--- BEGIN The data ---

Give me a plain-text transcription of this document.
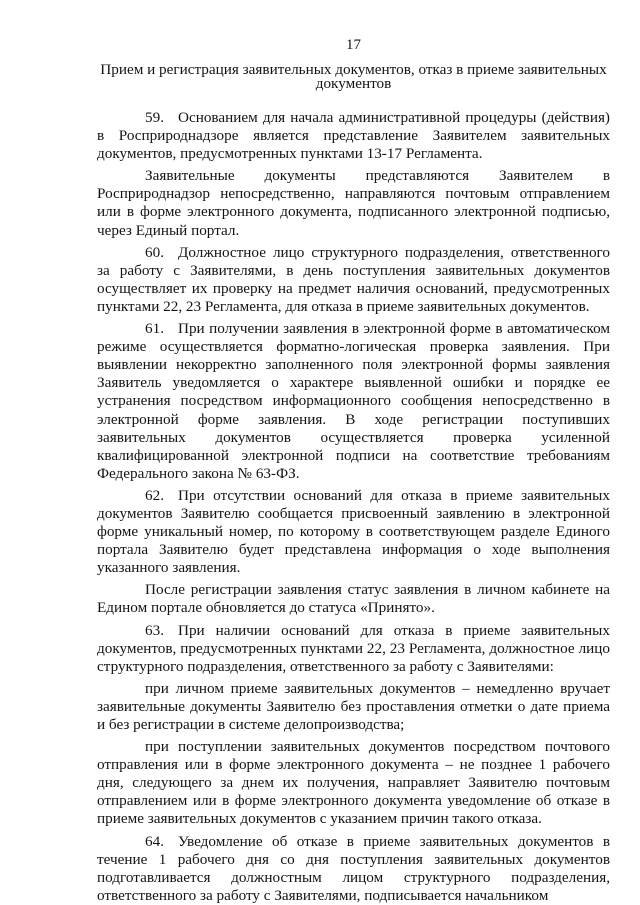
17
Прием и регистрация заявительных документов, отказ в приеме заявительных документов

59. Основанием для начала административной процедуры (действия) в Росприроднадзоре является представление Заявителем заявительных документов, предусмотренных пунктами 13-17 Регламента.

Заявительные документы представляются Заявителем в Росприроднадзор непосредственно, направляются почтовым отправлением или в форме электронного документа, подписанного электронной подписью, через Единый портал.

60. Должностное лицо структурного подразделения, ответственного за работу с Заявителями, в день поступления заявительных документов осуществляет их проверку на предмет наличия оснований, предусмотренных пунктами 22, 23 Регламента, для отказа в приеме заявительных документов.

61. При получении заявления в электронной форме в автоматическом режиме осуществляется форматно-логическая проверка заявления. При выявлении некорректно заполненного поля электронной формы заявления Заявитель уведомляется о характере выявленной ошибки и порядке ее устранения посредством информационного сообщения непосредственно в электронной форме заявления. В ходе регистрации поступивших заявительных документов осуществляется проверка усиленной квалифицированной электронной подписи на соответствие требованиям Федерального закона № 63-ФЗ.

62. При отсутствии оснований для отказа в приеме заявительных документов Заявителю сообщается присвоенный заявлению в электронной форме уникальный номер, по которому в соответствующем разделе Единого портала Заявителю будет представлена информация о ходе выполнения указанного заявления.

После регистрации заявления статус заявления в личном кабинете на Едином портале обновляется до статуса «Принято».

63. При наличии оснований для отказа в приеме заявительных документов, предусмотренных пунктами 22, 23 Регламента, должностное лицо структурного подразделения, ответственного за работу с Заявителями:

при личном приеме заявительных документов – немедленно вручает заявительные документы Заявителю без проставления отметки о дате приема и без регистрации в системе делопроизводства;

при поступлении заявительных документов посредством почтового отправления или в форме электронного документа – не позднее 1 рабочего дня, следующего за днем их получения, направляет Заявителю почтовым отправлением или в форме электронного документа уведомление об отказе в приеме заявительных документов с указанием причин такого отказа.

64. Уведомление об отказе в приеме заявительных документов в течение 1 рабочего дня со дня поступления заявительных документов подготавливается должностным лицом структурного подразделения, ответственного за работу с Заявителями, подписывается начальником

--- END The data ---

To be done.
Find each line that has the word "электронной", then copy it out.

Result of this exercise.
Заявительные документы представляются Заявителем в Росприроднадзор непосредственно, направляются почтовым отправлением или в форме электронного документа, подписанного электронной подписью, через Единый портал.
61. При получении заявления в электронной форме в автоматическом режиме осуществляется форматно-логическая проверка заявления. При выявлении некорректно заполненного поля электронной формы заявления Заявитель уведомляется о характере выявленной ошибки и порядке ее устранения посредством информационного сообщения непосредственно в электронной форме заявления. В ходе регистрации поступивших заявительных документов осуществляется проверка усиленной квалифицированной электронной подписи на соответствие требованиям Федерального закона № 63-ФЗ.
62. При отсутствии оснований для отказа в приеме заявительных документов Заявителю сообщается присвоенный заявлению в электронной форме уникальный номер, по которому в соответствующем разделе Единого портала Заявителю будет представлена информация о ходе выполнения указанного заявления.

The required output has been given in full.